● Instruction: Give a verbatim quotation of every record.

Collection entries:

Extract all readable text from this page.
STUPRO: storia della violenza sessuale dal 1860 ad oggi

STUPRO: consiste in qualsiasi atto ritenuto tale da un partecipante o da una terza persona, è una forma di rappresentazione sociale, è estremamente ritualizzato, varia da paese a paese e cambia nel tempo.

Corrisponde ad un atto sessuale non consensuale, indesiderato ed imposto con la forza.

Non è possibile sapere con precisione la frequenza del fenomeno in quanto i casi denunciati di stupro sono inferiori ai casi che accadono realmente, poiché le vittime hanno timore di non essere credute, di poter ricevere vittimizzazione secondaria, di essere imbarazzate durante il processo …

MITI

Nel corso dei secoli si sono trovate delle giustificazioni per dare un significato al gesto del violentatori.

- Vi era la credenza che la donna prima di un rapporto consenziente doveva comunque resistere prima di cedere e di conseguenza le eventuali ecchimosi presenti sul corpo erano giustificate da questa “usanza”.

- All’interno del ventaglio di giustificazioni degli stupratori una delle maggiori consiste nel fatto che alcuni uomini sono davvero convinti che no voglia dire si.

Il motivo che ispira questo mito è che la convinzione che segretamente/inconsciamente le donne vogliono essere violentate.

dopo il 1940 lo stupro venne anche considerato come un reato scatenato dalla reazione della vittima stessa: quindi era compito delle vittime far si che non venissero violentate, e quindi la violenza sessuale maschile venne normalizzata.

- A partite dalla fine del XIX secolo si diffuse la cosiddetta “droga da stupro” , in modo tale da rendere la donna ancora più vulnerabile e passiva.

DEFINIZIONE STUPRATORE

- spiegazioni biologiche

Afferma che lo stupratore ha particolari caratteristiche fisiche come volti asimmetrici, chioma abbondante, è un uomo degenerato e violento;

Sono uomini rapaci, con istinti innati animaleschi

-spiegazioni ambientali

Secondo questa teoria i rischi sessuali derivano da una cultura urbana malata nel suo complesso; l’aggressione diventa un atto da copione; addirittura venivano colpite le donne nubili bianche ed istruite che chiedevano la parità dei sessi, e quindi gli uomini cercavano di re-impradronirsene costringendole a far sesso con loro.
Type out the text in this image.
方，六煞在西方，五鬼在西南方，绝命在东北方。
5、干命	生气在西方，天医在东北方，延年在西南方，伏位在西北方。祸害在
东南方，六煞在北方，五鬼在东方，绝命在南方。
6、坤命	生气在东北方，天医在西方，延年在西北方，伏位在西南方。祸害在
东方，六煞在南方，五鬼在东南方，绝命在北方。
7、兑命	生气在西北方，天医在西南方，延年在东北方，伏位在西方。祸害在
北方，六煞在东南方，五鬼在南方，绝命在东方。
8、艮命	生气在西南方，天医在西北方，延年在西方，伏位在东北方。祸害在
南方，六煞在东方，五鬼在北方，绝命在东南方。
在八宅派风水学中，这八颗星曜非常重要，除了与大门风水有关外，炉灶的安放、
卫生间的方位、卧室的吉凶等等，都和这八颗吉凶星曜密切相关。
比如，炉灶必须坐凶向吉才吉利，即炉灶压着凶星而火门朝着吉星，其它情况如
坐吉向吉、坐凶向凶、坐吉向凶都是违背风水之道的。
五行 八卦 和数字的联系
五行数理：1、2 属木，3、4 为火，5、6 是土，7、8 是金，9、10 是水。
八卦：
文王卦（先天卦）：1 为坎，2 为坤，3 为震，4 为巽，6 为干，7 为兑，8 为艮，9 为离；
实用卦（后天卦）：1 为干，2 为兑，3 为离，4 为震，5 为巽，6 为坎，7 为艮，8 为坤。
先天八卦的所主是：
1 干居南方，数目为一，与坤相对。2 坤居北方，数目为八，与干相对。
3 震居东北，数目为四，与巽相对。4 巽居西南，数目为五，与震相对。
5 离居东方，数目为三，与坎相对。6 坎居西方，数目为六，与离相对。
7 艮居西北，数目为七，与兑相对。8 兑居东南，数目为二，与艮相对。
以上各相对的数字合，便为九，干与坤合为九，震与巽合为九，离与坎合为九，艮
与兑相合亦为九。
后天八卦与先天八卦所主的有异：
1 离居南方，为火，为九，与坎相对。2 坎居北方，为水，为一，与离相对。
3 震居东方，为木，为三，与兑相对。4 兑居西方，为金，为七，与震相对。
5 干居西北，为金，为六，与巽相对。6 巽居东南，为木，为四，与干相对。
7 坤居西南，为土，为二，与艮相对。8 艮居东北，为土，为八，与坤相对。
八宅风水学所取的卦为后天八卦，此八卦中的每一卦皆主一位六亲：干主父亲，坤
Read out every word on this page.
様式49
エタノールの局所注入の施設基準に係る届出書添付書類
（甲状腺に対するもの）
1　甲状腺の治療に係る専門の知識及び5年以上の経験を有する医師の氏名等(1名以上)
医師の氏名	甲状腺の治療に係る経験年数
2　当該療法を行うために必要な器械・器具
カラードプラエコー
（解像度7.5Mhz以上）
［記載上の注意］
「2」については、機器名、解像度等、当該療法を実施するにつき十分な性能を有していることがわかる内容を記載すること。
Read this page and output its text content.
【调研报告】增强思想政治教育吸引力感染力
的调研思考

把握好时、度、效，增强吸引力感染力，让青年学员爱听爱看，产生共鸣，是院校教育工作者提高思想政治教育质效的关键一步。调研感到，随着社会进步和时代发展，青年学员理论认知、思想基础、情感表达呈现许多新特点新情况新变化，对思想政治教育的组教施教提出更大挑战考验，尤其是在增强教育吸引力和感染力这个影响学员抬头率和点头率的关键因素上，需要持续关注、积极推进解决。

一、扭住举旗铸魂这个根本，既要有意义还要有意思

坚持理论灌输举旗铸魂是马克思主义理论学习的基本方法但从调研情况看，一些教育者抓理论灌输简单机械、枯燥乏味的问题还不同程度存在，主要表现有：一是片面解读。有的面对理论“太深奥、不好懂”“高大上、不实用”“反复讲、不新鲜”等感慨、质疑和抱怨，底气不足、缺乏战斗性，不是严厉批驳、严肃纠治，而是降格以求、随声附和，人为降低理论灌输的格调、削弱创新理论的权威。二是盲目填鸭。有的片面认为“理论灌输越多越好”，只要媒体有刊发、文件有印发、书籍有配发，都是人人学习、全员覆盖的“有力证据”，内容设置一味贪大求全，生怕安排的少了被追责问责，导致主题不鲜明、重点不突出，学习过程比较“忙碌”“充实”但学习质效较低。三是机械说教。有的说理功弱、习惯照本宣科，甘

● The output:
Extract all readable text from this page.
STUPRO: storia della violenza sessuale dal 1860 ad oggi

STUPRO: consiste in qualsiasi atto ritenuto tale da un partecipante o da una terza persona, è una forma di rappresentazione sociale, è estremamente ritualizzato, varia da paese a paese e cambia nel tempo.

Corrisponde ad un atto sessuale non consensuale, indesiderato ed imposto con la forza.

Non è possibile sapere con precisione la frequenza del fenomeno in quanto i casi denunciati di stupro sono inferiori ai casi che accadono realmente, poiché le vittime hanno timore di non essere credute, di poter ricevere vittimizzazione secondaria, di essere imbarazzate durante il processo …

MITI

Nel corso dei secoli si sono trovate delle giustificazioni per dare un significato al gesto del violentatori.

- Vi era la credenza che la donna prima di un rapporto consenziente doveva comunque resistere prima di cedere e di conseguenza le eventuali ecchimosi presenti sul corpo erano giustificate da questa “usanza”.

- All’interno del ventaglio di giustificazioni degli stupratori una delle maggiori consiste nel fatto che alcuni uomini sono davvero convinti che no voglia dire si.

Il motivo che ispira questo mito è che la convinzione che segretamente/inconsciamente le donne vogliono essere violentate.

dopo il 1940 lo stupro venne anche considerato come un reato scatenato dalla reazione della vittima stessa: quindi era compito delle vittime far si che non venissero violentate, e quindi la violenza sessuale maschile venne normalizzata.

- A partite dalla fine del XIX secolo si diffuse la cosiddetta “droga da stupro” , in modo tale da rendere la donna ancora più vulnerabile e passiva.

DEFINIZIONE STUPRATORE

- spiegazioni biologiche

Afferma che lo stupratore ha particolari caratteristiche fisiche come volti asimmetrici, chioma abbondante, è un uomo degenerato e violento;

Sono uomini rapaci, con istinti innati animaleschi

-spiegazioni ambientali

Secondo questa teoria i rischi sessuali derivano da una cultura urbana malata nel suo complesso; l’aggressione diventa un atto da copione; addirittura venivano colpite le donne nubili bianche ed istruite che chiedevano la parità dei sessi, e quindi gli uomini cercavano di re-impradronirsene costringendole a far sesso con loro.
Type out the text in this image.
方，六煞在西方，五鬼在西南方，绝命在东北方。
5、干命	生气在西方，天医在东北方，延年在西南方，伏位在西北方。祸害在
东南方，六煞在北方，五鬼在东方，绝命在南方。
6、坤命	生气在东北方，天医在西方，延年在西北方，伏位在西南方。祸害在
东方，六煞在南方，五鬼在东南方，绝命在北方。
7、兑命	生气在西北方，天医在西南方，延年在东北方，伏位在西方。祸害在
北方，六煞在东南方，五鬼在南方，绝命在东方。
8、艮命	生气在西南方，天医在西北方，延年在西方，伏位在东北方。祸害在
南方，六煞在东方，五鬼在北方，绝命在东南方。
在八宅派风水学中，这八颗星曜非常重要，除了与大门风水有关外，炉灶的安放、
卫生间的方位、卧室的吉凶等等，都和这八颗吉凶星曜密切相关。
比如，炉灶必须坐凶向吉才吉利，即炉灶压着凶星而火门朝着吉星，其它情况如
坐吉向吉、坐凶向凶、坐吉向凶都是违背风水之道的。
五行 八卦 和数字的联系
五行数理：1、2 属木，3、4 为火，5、6 是土，7、8 是金，9、10 是水。
八卦：
文王卦（先天卦）：1 为坎，2 为坤，3 为震，4 为巽，6 为干，7 为兑，8 为艮，9 为离；
实用卦（后天卦）：1 为干，2 为兑，3 为离，4 为震，5 为巽，6 为坎，7 为艮，8 为坤。
先天八卦的所主是：
1 干居南方，数目为一，与坤相对。2 坤居北方，数目为八，与干相对。
3 震居东北，数目为四，与巽相对。4 巽居西南，数目为五，与震相对。
5 离居东方，数目为三，与坎相对。6 坎居西方，数目为六，与离相对。
7 艮居西北，数目为七，与兑相对。8 兑居东南，数目为二，与艮相对。
以上各相对的数字合，便为九，干与坤合为九，震与巽合为九，离与坎合为九，艮
与兑相合亦为九。
后天八卦与先天八卦所主的有异：
1 离居南方，为火，为九，与坎相对。2 坎居北方，为水，为一，与离相对。
3 震居东方，为木，为三，与兑相对。4 兑居西方，为金，为七，与震相对。
5 干居西北，为金，为六，与巽相对。6 巽居东南，为木，为四，与干相对。
7 坤居西南，为土，为二，与艮相对。8 艮居东北，为土，为八，与坤相对。
八宅风水学所取的卦为后天八卦，此八卦中的每一卦皆主一位六亲：干主父亲，坤
Read out every word on this page.
様式49
エタノールの局所注入の施設基準に係る届出書添付書類
（甲状腺に対するもの）
1　甲状腺の治療に係る専門の知識及び5年以上の経験を有する医師の氏名等(1名以上)
医師の氏名	甲状腺の治療に係る経験年数
2　当該療法を行うために必要な器械・器具
カラードプラエコー
（解像度7.5Mhz以上）
［記載上の注意］
「2」については、機器名、解像度等、当該療法を実施するにつき十分な性能を有していることがわかる内容を記載すること。
Read this page and output its text content.
【调研报告】增强思想政治教育吸引力感染力
的调研思考

把握好时、度、效，增强吸引力感染力，让青年学员爱听爱看，产生共鸣，是院校教育工作者提高思想政治教育质效的关键一步。调研感到，随着社会进步和时代发展，青年学员理论认知、思想基础、情感表达呈现许多新特点新情况新变化，对思想政治教育的组教施教提出更大挑战考验，尤其是在增强教育吸引力和感染力这个影响学员抬头率和点头率的关键因素上，需要持续关注、积极推进解决。

一、扭住举旗铸魂这个根本，既要有意义还要有意思

坚持理论灌输举旗铸魂是马克思主义理论学习的基本方法但从调研情况看，一些教育者抓理论灌输简单机械、枯燥乏味的问题还不同程度存在，主要表现有：一是片面解读。有的面对理论“太深奥、不好懂”“高大上、不实用”“反复讲、不新鲜”等感慨、质疑和抱怨，底气不足、缺乏战斗性，不是严厉批驳、严肃纠治，而是降格以求、随声附和，人为降低理论灌输的格调、削弱创新理论的权威。二是盲目填鸭。有的片面认为“理论灌输越多越好”，只要媒体有刊发、文件有印发、书籍有配发，都是人人学习、全员覆盖的“有力证据”，内容设置一味贪大求全，生怕安排的少了被追责问责，导致主题不鲜明、重点不突出，学习过程比较“忙碌”“充实”但学习质效较低。三是机械说教。有的说理功弱、习惯照本宣科，甘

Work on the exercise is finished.